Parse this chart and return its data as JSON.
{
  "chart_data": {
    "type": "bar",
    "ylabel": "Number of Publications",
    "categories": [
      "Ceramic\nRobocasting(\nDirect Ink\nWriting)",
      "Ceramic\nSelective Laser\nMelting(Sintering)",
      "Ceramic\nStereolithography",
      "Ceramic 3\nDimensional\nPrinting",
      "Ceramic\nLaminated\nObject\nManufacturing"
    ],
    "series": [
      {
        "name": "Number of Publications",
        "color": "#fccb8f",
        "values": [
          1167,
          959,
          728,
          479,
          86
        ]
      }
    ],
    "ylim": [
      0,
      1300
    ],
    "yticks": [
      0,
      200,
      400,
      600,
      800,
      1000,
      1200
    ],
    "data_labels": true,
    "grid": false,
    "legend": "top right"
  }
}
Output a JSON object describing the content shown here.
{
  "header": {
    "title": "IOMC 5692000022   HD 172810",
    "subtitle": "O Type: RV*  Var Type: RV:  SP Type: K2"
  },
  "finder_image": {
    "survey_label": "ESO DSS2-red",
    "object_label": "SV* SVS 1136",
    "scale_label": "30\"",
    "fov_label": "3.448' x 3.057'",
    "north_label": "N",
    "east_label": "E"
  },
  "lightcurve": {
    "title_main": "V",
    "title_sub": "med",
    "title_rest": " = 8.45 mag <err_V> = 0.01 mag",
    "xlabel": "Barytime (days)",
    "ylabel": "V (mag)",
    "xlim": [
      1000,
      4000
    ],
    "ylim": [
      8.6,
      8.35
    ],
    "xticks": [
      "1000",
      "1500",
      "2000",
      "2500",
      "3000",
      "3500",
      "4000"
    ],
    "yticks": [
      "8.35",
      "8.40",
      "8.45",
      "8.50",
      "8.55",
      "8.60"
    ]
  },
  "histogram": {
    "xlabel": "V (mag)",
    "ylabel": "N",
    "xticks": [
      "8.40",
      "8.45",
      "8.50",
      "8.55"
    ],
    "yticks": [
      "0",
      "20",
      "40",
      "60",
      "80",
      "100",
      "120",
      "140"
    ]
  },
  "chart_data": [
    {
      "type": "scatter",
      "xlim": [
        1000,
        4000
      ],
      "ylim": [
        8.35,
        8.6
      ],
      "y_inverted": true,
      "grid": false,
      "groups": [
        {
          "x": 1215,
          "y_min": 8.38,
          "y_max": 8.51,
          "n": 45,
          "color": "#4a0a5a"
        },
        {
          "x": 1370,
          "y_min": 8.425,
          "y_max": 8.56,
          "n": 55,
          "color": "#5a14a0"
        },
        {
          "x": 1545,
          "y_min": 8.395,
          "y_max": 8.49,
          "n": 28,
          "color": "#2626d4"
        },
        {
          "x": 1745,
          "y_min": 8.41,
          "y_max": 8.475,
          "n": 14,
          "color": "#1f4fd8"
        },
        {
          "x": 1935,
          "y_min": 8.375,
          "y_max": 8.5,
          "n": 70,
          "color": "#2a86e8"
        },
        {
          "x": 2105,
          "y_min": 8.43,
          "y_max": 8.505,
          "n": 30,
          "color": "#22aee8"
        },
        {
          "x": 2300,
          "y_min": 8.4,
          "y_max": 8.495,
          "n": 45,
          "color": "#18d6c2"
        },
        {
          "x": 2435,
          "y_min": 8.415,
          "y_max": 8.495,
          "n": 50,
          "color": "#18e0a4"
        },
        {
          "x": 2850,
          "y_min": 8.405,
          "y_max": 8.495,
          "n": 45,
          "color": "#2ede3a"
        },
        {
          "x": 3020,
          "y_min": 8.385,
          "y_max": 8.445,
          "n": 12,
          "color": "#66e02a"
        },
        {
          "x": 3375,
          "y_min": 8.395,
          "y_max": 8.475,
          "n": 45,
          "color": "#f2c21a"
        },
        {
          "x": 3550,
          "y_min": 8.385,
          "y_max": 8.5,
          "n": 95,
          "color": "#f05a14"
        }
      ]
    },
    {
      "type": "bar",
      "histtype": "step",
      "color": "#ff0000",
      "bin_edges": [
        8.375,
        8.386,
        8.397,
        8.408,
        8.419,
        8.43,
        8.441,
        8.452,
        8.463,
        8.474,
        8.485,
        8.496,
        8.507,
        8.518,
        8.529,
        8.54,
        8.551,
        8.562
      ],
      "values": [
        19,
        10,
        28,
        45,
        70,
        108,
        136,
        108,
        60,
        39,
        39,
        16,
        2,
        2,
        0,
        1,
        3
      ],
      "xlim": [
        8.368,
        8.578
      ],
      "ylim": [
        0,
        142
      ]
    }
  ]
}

.....

## TO DO
Copy every line of the records above that holds the word "Ceramic".

## THE RESULT
      "Ceramic\nRobocasting(\nDirect Ink\nWriting)",
      "Ceramic\nSelective Laser\nMelting(Sintering)",
      "Ceramic\nStereolithography",
      "Ceramic 3\nDimensional\nPrinting",
      "Ceramic\nLaminated\nObject\nManufacturing"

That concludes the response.